__GIVEN PROBLEM__.
Output all of the data below exactly as given.

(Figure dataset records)
# # # # # # #

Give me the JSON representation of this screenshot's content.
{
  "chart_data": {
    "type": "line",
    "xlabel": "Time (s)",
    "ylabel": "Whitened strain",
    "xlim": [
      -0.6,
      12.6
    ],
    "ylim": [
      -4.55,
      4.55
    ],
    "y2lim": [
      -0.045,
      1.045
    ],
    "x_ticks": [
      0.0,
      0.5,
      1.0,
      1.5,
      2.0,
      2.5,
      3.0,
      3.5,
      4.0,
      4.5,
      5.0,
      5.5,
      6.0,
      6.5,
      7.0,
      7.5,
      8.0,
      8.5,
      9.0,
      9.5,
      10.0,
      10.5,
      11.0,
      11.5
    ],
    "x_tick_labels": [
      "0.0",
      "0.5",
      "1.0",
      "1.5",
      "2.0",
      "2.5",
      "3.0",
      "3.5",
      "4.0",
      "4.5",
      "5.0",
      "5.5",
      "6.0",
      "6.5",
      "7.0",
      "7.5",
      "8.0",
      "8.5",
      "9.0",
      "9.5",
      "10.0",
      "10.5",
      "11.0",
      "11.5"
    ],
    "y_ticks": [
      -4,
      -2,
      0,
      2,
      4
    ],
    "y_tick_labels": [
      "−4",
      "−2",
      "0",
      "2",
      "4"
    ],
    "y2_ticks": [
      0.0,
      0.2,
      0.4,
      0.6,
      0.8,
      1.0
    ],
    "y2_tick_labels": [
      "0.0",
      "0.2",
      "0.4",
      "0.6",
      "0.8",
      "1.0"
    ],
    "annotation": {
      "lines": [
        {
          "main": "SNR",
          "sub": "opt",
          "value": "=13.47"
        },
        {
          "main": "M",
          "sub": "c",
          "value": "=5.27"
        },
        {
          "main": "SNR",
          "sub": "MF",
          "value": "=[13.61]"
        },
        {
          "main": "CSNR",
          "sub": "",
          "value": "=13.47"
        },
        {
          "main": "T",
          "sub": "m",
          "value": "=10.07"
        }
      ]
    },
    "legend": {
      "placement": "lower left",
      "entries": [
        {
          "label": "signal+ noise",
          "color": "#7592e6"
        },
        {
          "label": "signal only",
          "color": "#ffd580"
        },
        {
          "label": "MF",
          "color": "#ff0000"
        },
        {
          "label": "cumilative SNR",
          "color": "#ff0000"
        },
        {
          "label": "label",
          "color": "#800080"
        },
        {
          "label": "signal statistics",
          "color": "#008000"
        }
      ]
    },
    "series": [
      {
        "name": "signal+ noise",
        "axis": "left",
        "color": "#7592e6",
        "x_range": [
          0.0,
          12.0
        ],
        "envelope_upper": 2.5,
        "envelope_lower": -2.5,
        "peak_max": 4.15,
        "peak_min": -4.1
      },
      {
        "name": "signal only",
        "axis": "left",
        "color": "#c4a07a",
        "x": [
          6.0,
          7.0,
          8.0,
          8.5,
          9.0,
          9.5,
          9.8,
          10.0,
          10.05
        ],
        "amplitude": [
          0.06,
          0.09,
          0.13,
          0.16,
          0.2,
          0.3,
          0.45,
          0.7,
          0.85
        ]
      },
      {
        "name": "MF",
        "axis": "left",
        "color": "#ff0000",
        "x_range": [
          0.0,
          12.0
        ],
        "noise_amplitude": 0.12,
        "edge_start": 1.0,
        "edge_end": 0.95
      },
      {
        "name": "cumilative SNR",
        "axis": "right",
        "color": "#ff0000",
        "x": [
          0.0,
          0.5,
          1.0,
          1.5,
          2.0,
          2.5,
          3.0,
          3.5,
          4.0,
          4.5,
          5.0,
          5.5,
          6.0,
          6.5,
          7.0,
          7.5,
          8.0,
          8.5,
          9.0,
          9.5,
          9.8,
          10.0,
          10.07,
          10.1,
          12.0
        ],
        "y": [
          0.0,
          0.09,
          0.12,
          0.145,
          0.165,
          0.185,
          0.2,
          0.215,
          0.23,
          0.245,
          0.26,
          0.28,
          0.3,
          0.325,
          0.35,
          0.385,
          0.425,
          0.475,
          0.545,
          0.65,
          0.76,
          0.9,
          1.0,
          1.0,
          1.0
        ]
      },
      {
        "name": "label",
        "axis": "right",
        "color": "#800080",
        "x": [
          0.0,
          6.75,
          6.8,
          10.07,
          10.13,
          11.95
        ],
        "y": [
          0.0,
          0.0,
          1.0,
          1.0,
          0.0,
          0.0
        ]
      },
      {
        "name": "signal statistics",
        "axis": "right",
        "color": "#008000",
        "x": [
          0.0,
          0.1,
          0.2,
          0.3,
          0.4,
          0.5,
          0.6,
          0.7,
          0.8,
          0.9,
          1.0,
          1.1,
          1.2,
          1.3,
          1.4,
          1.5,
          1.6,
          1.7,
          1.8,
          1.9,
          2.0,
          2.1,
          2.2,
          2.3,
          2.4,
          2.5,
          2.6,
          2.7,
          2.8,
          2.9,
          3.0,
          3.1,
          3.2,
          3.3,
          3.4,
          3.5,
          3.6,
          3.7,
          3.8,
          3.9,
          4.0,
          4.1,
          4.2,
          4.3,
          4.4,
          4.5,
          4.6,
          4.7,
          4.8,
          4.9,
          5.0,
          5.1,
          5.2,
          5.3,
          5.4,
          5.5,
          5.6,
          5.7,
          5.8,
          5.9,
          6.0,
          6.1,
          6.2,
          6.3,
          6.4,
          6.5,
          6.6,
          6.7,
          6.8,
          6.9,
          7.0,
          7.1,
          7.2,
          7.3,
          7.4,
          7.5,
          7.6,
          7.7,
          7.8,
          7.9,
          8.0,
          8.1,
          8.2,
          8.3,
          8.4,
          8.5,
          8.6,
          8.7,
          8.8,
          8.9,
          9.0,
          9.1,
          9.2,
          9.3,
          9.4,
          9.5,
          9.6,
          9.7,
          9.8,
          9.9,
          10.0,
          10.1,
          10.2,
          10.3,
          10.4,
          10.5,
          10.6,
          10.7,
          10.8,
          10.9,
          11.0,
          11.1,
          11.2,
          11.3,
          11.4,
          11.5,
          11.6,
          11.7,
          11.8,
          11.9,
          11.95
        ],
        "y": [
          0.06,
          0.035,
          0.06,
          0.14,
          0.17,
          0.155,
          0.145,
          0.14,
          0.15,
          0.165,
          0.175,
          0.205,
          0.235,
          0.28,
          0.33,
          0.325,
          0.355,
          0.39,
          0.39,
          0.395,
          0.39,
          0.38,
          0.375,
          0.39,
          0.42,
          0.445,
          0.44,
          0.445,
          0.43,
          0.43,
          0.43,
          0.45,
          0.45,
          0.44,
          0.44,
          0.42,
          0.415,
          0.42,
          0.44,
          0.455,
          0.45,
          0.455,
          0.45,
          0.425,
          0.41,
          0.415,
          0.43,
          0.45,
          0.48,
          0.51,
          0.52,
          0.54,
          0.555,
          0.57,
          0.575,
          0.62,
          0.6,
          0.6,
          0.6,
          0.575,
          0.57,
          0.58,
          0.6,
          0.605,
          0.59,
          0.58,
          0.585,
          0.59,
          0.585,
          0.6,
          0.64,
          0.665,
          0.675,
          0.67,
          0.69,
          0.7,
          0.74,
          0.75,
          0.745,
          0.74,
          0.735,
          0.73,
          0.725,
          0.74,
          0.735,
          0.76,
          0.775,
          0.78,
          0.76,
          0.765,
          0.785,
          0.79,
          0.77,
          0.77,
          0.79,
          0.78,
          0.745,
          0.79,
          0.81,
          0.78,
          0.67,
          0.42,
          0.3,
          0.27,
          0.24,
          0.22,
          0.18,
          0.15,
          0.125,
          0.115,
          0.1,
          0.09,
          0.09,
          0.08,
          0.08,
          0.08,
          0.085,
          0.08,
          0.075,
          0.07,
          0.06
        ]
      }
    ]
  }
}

# # # # # # #

__COMPLETED EXERCISE__.
Give me the JSON representation of this screenshot's content.
{
  "chart_data": {
    "type": "line",
    "xlabel": "Time (s)",
    "ylabel": "Whitened strain",
    "xlim": [
      -0.6,
      12.6
    ],
    "ylim": [
      -4.55,
      4.55
    ],
    "y2lim": [
      -0.045,
      1.045
    ],
    "x_ticks": [
      0.0,
      0.5,
      1.0,
      1.5,
      2.0,
      2.5,
      3.0,
      3.5,
      4.0,
      4.5,
      5.0,
      5.5,
      6.0,
      6.5,
      7.0,
      7.5,
      8.0,
      8.5,
      9.0,
      9.5,
      10.0,
      10.5,
      11.0,
      11.5
    ],
    "x_tick_labels": [
      "0.0",
      "0.5",
      "1.0",
      "1.5",
      "2.0",
      "2.5",
      "3.0",
      "3.5",
      "4.0",
      "4.5",
      "5.0",
      "5.5",
      "6.0",
      "6.5",
      "7.0",
      "7.5",
      "8.0",
      "8.5",
      "9.0",
      "9.5",
      "10.0",
      "10.5",
      "11.0",
      "11.5"
    ],
    "y_ticks": [
      -4,
      -2,
      0,
      2,
      4
    ],
    "y_tick_labels": [
      "−4",
      "−2",
      "0",
      "2",
      "4"
    ],
    "y2_ticks": [
      0.0,
      0.2,
      0.4,
      0.6,
      0.8,
      1.0
    ],
    "y2_tick_labels": [
      "0.0",
      "0.2",
      "0.4",
      "0.6",
      "0.8",
      "1.0"
    ],
    "annotation": {
      "lines": [
        {
          "main": "SNR",
          "sub": "opt",
          "value": "=13.47"
        },
        {
          "main": "M",
          "sub": "c",
          "value": "=5.27"
        },
        {
          "main": "SNR",
          "sub": "MF",
          "value": "=[13.61]"
        },
        {
          "main": "CSNR",
          "sub": "",
          "value": "=13.47"
        },
        {
          "main": "T",
          "sub": "m",
          "value": "=10.07"
        }
      ]
    },
    "legend": {
      "placement": "lower left",
      "entries": [
        {
          "label": "signal+ noise",
          "color": "#7592e6"
        },
        {
          "label": "signal only",
          "color": "#ffd580"
        },
        {
          "label": "MF",
          "color": "#ff0000"
        },
        {
          "label": "cumilative SNR",
          "color": "#ff0000"
        },
        {
          "label": "label",
          "color": "#800080"
        },
        {
          "label": "signal statistics",
          "color": "#008000"
        }
      ]
    },
    "series": [
      {
        "name": "signal+ noise",
        "axis": "left",
        "color": "#7592e6",
        "x_range": [
          0.0,
          12.0
        ],
        "envelope_upper": 2.5,
        "envelope_lower": -2.5,
        "peak_max": 4.15,
        "peak_min": -4.1
      },
      {
        "name": "signal only",
        "axis": "left",
        "color": "#c4a07a",
        "x": [
          6.0,
          7.0,
          8.0,
          8.5,
          9.0,
          9.5,
          9.8,
          10.0,
          10.05
        ],
        "amplitude": [
          0.06,
          0.09,
          0.13,
          0.16,
          0.2,
          0.3,
          0.45,
          0.7,
          0.85
        ]
      },
      {
        "name": "MF",
        "axis": "left",
        "color": "#ff0000",
        "x_range": [
          0.0,
          12.0
        ],
        "noise_amplitude": 0.12,
        "edge_start": 1.0,
        "edge_end": 0.95
      },
      {
        "name": "cumilative SNR",
        "axis": "right",
        "color": "#ff0000",
        "x": [
          0.0,
          0.5,
          1.0,
          1.5,
          2.0,
          2.5,
          3.0,
          3.5,
          4.0,
          4.5,
          5.0,
          5.5,
          6.0,
          6.5,
          7.0,
          7.5,
          8.0,
          8.5,
          9.0,
          9.5,
          9.8,
          10.0,
          10.07,
          10.1,
          12.0
        ],
        "y": [
          0.0,
          0.09,
          0.12,
          0.145,
          0.165,
          0.185,
          0.2,
          0.215,
          0.23,
          0.245,
          0.26,
          0.28,
          0.3,
          0.325,
          0.35,
          0.385,
          0.425,
          0.475,
          0.545,
          0.65,
          0.76,
          0.9,
          1.0,
          1.0,
          1.0
        ]
      },
      {
        "name": "label",
        "axis": "right",
        "color": "#800080",
        "x": [
          0.0,
          6.75,
          6.8,
          10.07,
          10.13,
          11.95
        ],
        "y": [
          0.0,
          0.0,
          1.0,
          1.0,
          0.0,
          0.0
        ]
      },
      {
        "name": "signal statistics",
        "axis": "right",
        "color": "#008000",
        "x": [
          0.0,
          0.1,
          0.2,
          0.3,
          0.4,
          0.5,
          0.6,
          0.7,
          0.8,
          0.9,
          1.0,
          1.1,
          1.2,
          1.3,
          1.4,
          1.5,
          1.6,
          1.7,
          1.8,
          1.9,
          2.0,
          2.1,
          2.2,
          2.3,
          2.4,
          2.5,
          2.6,
          2.7,
          2.8,
          2.9,
          3.0,
          3.1,
          3.2,
          3.3,
          3.4,
          3.5,
          3.6,
          3.7,
          3.8,
          3.9,
          4.0,
          4.1,
          4.2,
          4.3,
          4.4,
          4.5,
          4.6,
          4.7,
          4.8,
          4.9,
          5.0,
          5.1,
          5.2,
          5.3,
          5.4,
          5.5,
          5.6,
          5.7,
          5.8,
          5.9,
          6.0,
          6.1,
          6.2,
          6.3,
          6.4,
          6.5,
          6.6,
          6.7,
          6.8,
          6.9,
          7.0,
          7.1,
          7.2,
          7.3,
          7.4,
          7.5,
          7.6,
          7.7,
          7.8,
          7.9,
          8.0,
          8.1,
          8.2,
          8.3,
          8.4,
          8.5,
          8.6,
          8.7,
          8.8,
          8.9,
          9.0,
          9.1,
          9.2,
          9.3,
          9.4,
          9.5,
          9.6,
          9.7,
          9.8,
          9.9,
          10.0,
          10.1,
          10.2,
          10.3,
          10.4,
          10.5,
          10.6,
          10.7,
          10.8,
          10.9,
          11.0,
          11.1,
          11.2,
          11.3,
          11.4,
          11.5,
          11.6,
          11.7,
          11.8,
          11.9,
          11.95
        ],
        "y": [
          0.06,
          0.035,
          0.06,
          0.14,
          0.17,
          0.155,
          0.145,
          0.14,
          0.15,
          0.165,
          0.175,
          0.205,
          0.235,
          0.28,
          0.33,
          0.325,
          0.355,
          0.39,
          0.39,
          0.395,
          0.39,
          0.38,
          0.375,
          0.39,
          0.42,
          0.445,
          0.44,
          0.445,
          0.43,
          0.43,
          0.43,
          0.45,
          0.45,
          0.44,
          0.44,
          0.42,
          0.415,
          0.42,
          0.44,
          0.455,
          0.45,
          0.455,
          0.45,
          0.425,
          0.41,
          0.415,
          0.43,
          0.45,
          0.48,
          0.51,
          0.52,
          0.54,
          0.555,
          0.57,
          0.575,
          0.62,
          0.6,
          0.6,
          0.6,
          0.575,
          0.57,
          0.58,
          0.6,
          0.605,
          0.59,
          0.58,
          0.585,
          0.59,
          0.585,
          0.6,
          0.64,
          0.665,
          0.675,
          0.67,
          0.69,
          0.7,
          0.74,
          0.75,
          0.745,
          0.74,
          0.735,
          0.73,
          0.725,
          0.74,
          0.735,
          0.76,
          0.775,
          0.78,
          0.76,
          0.765,
          0.785,
          0.79,
          0.77,
          0.77,
          0.79,
          0.78,
          0.745,
          0.79,
          0.81,
          0.78,
          0.67,
          0.42,
          0.3,
          0.27,
          0.24,
          0.22,
          0.18,
          0.15,
          0.125,
          0.115,
          0.1,
          0.09,
          0.09,
          0.08,
          0.08,
          0.08,
          0.085,
          0.08,
          0.075,
          0.07,
          0.06
        ]
      }
    ]
  }
}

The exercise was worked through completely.